Work required: From the listing below, pull out every line where the string "MATS" appears.

Data lines:
◇ ◇ ◇ ◇ ◇
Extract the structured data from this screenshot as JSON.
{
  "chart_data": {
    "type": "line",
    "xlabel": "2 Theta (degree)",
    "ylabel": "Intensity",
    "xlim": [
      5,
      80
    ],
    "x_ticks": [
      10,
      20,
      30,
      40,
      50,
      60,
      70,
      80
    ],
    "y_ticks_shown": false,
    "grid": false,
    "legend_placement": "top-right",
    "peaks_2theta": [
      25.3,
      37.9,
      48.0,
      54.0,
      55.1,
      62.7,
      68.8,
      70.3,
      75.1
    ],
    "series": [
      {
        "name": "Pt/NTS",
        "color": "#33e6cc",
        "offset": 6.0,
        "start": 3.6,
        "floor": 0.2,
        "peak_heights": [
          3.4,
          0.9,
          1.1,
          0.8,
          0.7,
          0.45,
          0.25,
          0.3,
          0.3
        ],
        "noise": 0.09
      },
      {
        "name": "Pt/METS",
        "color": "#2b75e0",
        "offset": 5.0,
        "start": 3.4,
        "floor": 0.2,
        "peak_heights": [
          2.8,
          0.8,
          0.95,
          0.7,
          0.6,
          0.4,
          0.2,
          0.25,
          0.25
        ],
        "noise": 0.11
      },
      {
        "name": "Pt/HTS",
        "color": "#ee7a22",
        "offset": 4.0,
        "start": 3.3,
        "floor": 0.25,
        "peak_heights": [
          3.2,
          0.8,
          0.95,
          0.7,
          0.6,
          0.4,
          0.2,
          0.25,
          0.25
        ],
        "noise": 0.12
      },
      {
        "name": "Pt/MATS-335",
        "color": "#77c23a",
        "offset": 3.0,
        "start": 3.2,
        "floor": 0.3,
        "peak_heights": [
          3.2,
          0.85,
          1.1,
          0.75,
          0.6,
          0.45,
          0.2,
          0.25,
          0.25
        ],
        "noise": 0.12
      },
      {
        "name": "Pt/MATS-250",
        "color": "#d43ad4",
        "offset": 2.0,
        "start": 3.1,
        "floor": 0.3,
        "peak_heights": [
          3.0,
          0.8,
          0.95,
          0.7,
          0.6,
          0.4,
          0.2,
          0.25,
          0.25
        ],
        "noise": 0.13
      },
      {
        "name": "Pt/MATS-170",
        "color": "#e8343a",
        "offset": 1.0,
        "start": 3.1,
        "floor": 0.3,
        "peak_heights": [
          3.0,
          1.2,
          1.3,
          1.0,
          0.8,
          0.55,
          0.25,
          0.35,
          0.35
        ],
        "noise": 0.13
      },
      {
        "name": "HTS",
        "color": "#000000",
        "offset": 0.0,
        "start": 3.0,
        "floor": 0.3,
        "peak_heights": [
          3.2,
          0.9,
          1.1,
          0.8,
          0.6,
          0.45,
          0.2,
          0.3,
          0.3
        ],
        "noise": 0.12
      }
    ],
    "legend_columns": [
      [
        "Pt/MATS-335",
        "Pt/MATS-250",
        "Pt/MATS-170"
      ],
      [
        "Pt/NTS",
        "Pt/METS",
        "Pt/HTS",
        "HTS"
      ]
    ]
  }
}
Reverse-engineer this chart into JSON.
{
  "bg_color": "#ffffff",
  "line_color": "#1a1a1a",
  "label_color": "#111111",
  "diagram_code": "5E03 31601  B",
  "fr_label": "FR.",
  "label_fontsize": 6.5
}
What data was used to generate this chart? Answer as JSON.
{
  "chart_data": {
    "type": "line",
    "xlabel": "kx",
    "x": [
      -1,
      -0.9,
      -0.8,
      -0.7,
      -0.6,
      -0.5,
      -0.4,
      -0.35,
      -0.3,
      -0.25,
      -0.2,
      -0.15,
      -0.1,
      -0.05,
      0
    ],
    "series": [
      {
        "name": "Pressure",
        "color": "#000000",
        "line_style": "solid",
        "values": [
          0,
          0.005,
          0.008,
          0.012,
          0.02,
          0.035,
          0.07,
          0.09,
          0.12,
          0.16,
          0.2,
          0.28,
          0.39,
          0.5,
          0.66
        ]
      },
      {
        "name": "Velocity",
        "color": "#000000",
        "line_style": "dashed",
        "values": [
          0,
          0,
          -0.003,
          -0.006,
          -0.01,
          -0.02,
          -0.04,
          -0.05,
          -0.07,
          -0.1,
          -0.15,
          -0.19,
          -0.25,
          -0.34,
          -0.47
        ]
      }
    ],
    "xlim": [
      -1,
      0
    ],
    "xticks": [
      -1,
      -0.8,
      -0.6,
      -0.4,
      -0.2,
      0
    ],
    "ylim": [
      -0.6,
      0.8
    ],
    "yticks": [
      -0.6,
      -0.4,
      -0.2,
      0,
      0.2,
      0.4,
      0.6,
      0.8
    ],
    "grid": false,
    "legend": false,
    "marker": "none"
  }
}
◇ ◇ ◇ ◇ ◇
Exercise answer:
        "name": "Pt/MATS-335",
        "name": "Pt/MATS-250",
        "name": "Pt/MATS-170",
        "Pt/MATS-335",
        "Pt/MATS-250",
        "Pt/MATS-170"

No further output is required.